[Source data]
— Begin —

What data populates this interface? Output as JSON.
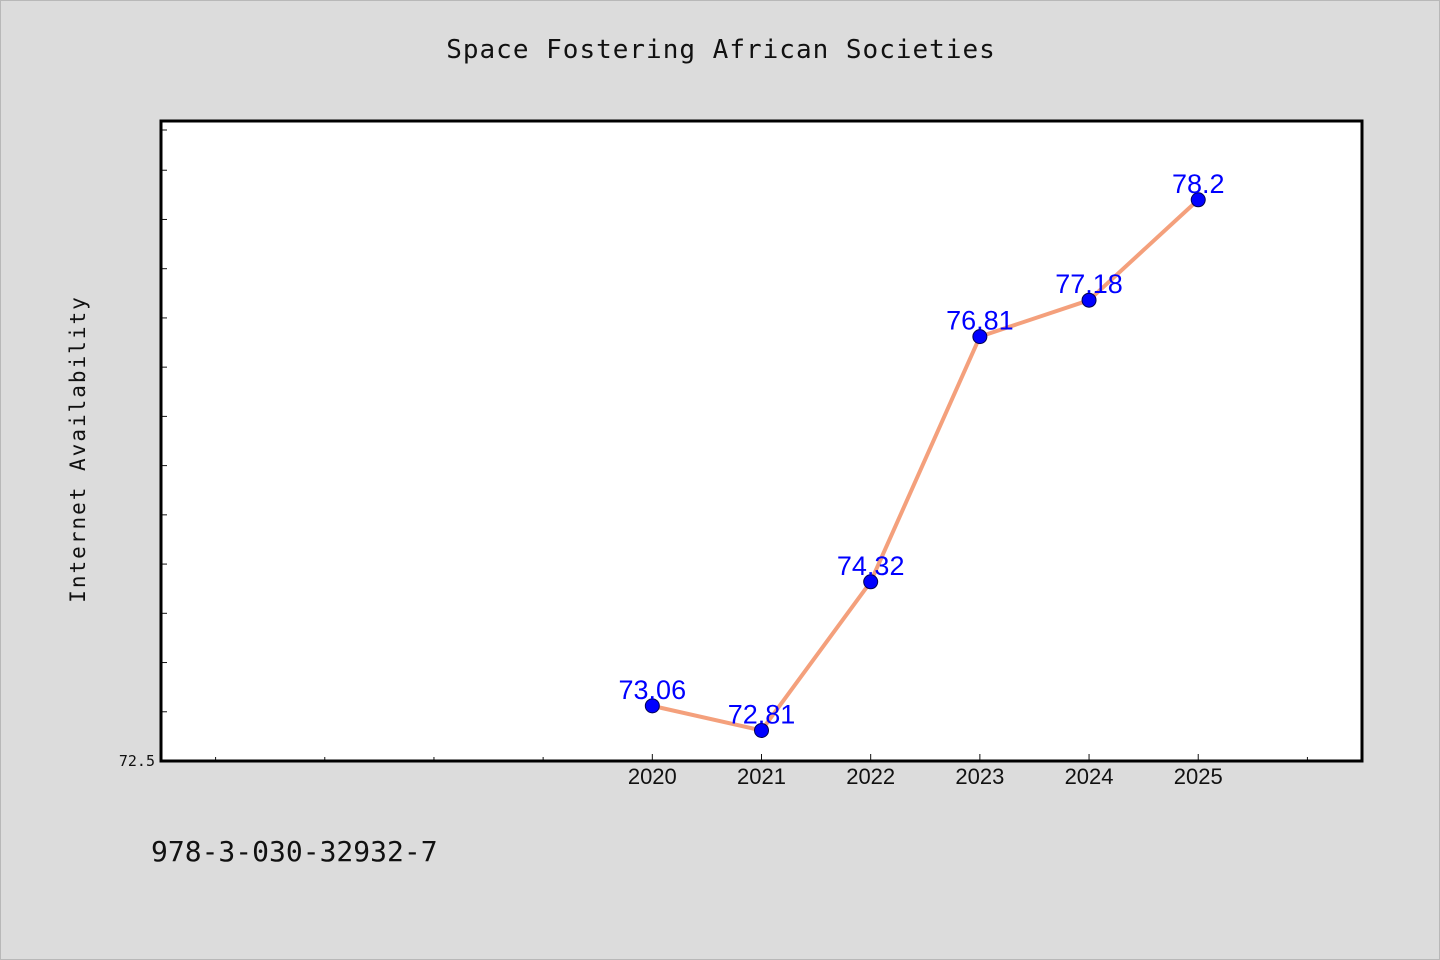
{
  "title": "Space Fostering African Societies",
  "ylabel": "Internet Availability",
  "footer_code": "978-3-030-32932-7",
  "colors": {
    "background": "#dcdcdc",
    "plot_background": "#ffffff",
    "line": "#f4a07c",
    "marker": "#0000ff",
    "data_label": "#0000ff"
  },
  "chart_data": {
    "type": "line",
    "title": "Space Fostering African Societies",
    "xlabel": "",
    "ylabel": "Internet Availability",
    "x": [
      2020,
      2021,
      2022,
      2023,
      2024,
      2025
    ],
    "x_tick_labels": [
      "2020",
      "2021",
      "2022",
      "2023",
      "2024",
      "2025"
    ],
    "xlim": [
      2015.5,
      2026.5
    ],
    "series": [
      {
        "values": [
          73.06,
          72.81,
          74.32,
          76.81,
          77.18,
          78.2
        ],
        "data_labels": [
          "73.06",
          "72.81",
          "74.32",
          "76.81",
          "77.18",
          "78.2"
        ]
      }
    ],
    "ylim": [
      72.5,
      79.0
    ],
    "y_tick_labels": [
      "72.5"
    ],
    "y_minor_step": 0.5,
    "grid": false,
    "legend": "none"
  }
}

— End —

| Objective |
Looking at the entries above, say how many lines contain the word "Fostering". Only the number is wanted.

| The reply |
2